_What you have to do_
Below are some entries. Copy each line that holds the string "type".

_Data for this exercise_
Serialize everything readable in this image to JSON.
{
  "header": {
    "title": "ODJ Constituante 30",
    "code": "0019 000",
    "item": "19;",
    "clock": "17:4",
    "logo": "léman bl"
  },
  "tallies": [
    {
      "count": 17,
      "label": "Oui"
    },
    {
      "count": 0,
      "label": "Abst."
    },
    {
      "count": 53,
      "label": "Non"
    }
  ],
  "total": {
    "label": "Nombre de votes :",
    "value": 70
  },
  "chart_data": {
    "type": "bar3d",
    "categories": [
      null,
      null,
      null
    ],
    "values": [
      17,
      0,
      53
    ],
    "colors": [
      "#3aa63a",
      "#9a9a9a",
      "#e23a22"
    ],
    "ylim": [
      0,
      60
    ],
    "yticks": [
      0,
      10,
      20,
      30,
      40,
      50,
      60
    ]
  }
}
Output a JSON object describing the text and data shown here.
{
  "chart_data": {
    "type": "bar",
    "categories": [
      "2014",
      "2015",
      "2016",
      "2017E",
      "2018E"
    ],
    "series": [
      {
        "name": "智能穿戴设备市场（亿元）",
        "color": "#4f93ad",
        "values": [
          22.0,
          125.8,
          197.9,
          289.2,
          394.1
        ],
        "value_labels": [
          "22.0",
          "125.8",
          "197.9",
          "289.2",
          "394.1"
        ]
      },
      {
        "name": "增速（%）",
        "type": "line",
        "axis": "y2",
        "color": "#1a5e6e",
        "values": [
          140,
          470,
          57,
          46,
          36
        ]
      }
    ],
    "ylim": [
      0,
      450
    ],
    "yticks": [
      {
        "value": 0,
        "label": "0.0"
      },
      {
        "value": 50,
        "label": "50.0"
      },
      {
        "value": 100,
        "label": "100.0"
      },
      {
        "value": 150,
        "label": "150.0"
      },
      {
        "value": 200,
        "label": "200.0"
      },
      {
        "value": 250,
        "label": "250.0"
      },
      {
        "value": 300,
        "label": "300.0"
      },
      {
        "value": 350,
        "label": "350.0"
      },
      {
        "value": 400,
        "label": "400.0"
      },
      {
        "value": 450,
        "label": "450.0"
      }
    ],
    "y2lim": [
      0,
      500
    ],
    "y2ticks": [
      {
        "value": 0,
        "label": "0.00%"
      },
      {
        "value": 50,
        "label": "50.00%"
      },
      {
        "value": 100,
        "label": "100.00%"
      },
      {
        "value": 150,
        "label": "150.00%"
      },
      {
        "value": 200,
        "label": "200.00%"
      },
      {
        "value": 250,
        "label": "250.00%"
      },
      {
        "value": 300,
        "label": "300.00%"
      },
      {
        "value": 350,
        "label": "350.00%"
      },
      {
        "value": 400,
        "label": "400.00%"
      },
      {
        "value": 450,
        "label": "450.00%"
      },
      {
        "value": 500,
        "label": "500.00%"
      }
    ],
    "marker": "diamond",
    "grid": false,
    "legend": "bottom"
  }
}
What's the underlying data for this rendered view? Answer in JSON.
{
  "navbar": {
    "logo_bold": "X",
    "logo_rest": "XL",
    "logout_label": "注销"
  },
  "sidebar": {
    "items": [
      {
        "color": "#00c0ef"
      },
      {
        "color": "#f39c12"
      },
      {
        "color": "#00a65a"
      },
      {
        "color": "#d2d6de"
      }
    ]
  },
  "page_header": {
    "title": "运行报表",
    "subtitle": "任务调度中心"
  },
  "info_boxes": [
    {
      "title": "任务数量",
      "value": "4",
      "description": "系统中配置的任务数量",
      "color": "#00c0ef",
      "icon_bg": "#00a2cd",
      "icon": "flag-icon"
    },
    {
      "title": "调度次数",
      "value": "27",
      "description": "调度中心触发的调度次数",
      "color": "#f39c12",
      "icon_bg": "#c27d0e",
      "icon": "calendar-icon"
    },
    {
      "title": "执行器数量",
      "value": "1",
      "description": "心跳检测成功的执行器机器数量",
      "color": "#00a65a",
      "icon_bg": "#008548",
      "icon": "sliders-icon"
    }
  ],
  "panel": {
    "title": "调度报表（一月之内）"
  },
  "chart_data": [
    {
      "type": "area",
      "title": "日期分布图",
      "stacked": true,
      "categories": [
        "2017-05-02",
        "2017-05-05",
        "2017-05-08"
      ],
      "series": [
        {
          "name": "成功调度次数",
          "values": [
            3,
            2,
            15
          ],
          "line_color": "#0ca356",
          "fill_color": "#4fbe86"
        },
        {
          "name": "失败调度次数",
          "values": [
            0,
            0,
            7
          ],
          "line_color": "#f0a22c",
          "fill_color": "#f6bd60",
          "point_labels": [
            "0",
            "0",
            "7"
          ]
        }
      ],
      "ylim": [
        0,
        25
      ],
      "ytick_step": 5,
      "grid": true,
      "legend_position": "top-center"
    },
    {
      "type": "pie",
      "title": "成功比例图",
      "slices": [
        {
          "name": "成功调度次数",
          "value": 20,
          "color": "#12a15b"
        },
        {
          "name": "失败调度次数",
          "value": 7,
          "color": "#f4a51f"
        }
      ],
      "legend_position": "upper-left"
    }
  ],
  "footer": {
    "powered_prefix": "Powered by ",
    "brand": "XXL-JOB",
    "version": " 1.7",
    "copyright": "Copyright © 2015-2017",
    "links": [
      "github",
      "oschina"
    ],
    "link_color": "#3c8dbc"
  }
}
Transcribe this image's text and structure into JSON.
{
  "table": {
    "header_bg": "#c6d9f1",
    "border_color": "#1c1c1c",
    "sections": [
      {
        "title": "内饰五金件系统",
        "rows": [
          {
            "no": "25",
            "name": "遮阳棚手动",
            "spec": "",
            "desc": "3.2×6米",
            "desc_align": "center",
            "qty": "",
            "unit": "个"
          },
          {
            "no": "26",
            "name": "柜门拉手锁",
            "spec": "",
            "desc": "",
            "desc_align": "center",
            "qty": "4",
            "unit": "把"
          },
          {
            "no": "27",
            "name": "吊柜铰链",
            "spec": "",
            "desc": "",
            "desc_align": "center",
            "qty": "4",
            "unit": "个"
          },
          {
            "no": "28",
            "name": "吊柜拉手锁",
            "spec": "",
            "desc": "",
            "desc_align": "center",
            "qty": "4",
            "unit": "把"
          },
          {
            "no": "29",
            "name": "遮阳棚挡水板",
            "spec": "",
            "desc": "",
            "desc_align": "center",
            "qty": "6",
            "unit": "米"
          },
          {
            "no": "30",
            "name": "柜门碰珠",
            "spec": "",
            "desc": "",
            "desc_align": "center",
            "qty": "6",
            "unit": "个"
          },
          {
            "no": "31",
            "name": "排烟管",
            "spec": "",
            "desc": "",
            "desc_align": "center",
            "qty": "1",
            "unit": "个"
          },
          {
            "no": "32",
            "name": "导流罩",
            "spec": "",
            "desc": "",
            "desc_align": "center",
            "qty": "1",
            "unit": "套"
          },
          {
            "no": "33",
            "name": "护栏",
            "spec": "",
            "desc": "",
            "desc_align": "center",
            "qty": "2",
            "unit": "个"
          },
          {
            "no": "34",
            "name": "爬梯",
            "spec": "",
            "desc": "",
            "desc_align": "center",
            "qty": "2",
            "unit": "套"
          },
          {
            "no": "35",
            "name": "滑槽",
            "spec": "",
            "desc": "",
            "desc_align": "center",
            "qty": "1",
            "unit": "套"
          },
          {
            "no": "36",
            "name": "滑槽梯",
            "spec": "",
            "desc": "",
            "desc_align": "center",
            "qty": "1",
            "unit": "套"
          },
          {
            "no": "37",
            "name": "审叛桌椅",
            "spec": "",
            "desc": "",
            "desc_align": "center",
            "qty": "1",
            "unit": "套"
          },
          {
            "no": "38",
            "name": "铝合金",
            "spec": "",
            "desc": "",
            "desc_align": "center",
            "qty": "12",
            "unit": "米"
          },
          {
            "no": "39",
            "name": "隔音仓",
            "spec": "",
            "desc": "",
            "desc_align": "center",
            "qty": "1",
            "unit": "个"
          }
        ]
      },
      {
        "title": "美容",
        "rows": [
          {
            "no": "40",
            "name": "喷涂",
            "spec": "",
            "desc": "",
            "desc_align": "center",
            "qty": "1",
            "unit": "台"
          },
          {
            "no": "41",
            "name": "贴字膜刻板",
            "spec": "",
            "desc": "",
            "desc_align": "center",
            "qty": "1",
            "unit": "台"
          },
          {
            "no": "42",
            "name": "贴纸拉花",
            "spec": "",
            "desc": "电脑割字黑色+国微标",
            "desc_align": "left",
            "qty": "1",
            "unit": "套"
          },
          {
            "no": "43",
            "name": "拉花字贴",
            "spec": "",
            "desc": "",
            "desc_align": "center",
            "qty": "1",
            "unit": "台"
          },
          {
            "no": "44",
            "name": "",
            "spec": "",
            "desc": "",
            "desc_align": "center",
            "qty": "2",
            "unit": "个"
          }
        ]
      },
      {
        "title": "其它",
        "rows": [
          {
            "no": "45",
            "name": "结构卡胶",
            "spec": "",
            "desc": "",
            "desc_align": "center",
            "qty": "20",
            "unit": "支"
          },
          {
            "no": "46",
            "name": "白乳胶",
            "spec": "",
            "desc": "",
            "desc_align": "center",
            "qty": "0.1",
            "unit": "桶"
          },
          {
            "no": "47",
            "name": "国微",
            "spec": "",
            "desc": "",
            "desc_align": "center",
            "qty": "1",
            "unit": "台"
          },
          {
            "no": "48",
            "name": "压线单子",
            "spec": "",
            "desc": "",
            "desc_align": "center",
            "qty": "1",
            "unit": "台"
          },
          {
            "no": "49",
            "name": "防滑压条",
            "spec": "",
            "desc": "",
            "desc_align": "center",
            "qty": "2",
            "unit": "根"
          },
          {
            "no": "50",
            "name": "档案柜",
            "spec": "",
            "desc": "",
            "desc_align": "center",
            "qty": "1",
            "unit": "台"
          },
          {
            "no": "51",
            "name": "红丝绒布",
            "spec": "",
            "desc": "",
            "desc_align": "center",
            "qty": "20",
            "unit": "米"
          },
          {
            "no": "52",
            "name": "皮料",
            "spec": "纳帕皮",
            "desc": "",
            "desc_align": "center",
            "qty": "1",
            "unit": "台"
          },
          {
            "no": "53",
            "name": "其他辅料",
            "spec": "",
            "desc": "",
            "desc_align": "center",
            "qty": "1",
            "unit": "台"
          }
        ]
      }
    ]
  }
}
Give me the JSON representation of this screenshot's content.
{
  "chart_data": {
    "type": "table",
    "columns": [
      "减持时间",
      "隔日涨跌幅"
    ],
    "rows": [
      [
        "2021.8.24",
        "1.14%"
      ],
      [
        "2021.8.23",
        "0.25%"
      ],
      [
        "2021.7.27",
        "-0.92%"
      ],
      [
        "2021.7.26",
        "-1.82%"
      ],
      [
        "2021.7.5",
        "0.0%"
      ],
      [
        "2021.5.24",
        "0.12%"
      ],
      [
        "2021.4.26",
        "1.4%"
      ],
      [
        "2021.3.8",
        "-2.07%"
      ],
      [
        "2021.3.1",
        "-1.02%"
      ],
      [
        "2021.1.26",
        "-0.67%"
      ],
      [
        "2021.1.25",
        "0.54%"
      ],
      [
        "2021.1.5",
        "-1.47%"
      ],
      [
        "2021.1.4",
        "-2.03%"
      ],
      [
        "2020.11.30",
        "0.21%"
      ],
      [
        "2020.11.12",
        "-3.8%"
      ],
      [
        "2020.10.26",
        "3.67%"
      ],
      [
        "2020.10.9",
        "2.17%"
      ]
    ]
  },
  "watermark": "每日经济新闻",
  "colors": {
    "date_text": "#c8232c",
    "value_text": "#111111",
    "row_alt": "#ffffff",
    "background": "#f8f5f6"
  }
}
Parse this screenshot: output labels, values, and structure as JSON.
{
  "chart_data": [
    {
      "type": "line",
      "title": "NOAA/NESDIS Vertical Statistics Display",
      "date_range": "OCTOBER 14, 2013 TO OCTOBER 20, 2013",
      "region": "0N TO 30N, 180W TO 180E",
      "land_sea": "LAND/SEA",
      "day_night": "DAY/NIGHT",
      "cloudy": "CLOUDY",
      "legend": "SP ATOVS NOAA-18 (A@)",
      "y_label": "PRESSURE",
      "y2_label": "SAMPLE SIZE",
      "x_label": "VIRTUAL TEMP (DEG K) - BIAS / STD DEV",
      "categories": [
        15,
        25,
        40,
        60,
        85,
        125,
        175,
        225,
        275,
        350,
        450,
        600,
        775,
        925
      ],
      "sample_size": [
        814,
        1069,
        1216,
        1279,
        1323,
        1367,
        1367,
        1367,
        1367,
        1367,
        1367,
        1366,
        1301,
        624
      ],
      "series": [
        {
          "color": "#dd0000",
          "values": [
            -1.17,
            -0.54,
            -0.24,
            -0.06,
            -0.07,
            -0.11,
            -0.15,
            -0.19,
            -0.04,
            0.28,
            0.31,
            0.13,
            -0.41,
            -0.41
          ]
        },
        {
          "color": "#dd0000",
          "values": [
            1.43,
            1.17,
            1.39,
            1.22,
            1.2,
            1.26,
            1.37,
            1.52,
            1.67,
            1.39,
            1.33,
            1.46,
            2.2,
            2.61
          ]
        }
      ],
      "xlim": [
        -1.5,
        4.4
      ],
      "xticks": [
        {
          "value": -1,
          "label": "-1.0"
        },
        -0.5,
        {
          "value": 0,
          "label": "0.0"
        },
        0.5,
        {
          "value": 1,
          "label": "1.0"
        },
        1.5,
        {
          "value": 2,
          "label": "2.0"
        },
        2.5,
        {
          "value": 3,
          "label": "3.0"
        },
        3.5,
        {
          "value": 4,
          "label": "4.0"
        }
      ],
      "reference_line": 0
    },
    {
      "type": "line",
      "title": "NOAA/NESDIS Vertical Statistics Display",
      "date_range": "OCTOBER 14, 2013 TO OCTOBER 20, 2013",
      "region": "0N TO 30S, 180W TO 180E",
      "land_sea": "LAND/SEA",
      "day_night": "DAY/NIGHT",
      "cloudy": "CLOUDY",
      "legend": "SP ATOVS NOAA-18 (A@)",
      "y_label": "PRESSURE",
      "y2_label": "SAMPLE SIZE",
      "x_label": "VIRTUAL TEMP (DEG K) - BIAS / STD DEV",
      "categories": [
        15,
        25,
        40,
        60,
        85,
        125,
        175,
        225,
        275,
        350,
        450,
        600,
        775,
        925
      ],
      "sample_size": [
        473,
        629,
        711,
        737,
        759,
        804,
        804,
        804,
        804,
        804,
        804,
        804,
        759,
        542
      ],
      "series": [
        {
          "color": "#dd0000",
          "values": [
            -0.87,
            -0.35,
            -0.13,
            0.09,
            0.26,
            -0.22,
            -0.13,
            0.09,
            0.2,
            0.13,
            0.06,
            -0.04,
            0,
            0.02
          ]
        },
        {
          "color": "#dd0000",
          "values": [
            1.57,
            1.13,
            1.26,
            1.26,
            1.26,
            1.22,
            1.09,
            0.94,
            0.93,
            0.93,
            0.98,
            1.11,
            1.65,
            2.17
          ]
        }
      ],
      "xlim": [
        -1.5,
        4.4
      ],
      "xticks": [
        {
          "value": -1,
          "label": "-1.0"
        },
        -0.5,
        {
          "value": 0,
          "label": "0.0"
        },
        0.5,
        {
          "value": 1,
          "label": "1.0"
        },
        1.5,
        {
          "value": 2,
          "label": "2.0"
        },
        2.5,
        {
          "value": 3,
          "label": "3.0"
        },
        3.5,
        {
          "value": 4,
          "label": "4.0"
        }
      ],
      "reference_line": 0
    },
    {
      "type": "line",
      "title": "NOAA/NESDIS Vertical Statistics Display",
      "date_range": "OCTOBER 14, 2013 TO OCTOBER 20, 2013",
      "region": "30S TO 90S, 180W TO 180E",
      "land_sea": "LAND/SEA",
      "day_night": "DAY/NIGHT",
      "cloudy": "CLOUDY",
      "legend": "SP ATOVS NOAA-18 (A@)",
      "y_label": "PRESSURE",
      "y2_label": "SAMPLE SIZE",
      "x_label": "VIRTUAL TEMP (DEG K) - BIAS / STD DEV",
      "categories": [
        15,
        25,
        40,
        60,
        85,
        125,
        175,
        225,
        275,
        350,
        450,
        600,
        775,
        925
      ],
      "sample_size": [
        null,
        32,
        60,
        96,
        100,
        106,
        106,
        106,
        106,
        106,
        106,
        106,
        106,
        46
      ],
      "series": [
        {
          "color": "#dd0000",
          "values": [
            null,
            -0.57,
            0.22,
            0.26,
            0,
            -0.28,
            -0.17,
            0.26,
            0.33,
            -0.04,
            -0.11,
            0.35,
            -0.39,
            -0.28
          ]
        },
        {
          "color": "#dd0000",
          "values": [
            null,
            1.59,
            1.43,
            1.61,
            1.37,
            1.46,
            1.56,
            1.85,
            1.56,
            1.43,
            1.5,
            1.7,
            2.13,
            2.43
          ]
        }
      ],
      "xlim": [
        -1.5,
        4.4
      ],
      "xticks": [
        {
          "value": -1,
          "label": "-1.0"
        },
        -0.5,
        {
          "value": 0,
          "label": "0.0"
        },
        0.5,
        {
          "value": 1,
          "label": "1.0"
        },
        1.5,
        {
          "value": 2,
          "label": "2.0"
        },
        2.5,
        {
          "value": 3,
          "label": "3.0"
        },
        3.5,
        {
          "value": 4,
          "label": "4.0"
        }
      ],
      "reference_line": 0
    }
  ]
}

_Correct answer_
    "type": "bar3d",
    "type": "bar",
        "type": "line",
      "type": "area",
      "type": "pie",
    "type": "table",
      "type": "line",
      "type": "line",
      "type": "line",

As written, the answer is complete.